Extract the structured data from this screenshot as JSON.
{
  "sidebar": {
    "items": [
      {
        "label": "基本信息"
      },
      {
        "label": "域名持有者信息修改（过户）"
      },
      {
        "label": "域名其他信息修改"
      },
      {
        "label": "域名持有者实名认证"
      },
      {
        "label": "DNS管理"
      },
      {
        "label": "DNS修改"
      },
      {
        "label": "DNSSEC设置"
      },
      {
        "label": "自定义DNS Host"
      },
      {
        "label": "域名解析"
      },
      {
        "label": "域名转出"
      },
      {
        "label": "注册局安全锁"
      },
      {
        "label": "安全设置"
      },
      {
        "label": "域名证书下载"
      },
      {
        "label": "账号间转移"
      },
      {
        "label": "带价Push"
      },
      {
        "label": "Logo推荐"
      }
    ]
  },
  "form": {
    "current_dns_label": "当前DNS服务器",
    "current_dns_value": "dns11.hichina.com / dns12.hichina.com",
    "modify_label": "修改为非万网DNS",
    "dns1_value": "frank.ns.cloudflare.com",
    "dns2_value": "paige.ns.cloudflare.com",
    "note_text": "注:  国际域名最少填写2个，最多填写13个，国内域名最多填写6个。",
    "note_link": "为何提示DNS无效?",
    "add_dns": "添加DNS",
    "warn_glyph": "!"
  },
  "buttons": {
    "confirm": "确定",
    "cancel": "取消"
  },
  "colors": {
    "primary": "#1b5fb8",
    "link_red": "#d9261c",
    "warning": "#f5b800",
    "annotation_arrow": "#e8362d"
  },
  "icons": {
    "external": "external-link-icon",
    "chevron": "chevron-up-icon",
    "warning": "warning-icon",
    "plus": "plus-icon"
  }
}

****

**GOAL:** Give the complete listing a second time, exactly as it reads.

**WORKED SOLUTION:**
Extract the structured data from this screenshot as JSON.
{
  "sidebar": {
    "items": [
      {
        "label": "基本信息"
      },
      {
        "label": "域名持有者信息修改（过户）"
      },
      {
        "label": "域名其他信息修改"
      },
      {
        "label": "域名持有者实名认证"
      },
      {
        "label": "DNS管理"
      },
      {
        "label": "DNS修改"
      },
      {
        "label": "DNSSEC设置"
      },
      {
        "label": "自定义DNS Host"
      },
      {
        "label": "域名解析"
      },
      {
        "label": "域名转出"
      },
      {
        "label": "注册局安全锁"
      },
      {
        "label": "安全设置"
      },
      {
        "label": "域名证书下载"
      },
      {
        "label": "账号间转移"
      },
      {
        "label": "带价Push"
      },
      {
        "label": "Logo推荐"
      }
    ]
  },
  "form": {
    "current_dns_label": "当前DNS服务器",
    "current_dns_value": "dns11.hichina.com / dns12.hichina.com",
    "modify_label": "修改为非万网DNS",
    "dns1_value": "frank.ns.cloudflare.com",
    "dns2_value": "paige.ns.cloudflare.com",
    "note_text": "注:  国际域名最少填写2个，最多填写13个，国内域名最多填写6个。",
    "note_link": "为何提示DNS无效?",
    "add_dns": "添加DNS",
    "warn_glyph": "!"
  },
  "buttons": {
    "confirm": "确定",
    "cancel": "取消"
  },
  "colors": {
    "primary": "#1b5fb8",
    "link_red": "#d9261c",
    "warning": "#f5b800",
    "annotation_arrow": "#e8362d"
  },
  "icons": {
    "external": "external-link-icon",
    "chevron": "chevron-up-icon",
    "warning": "warning-icon",
    "plus": "plus-icon"
  }
}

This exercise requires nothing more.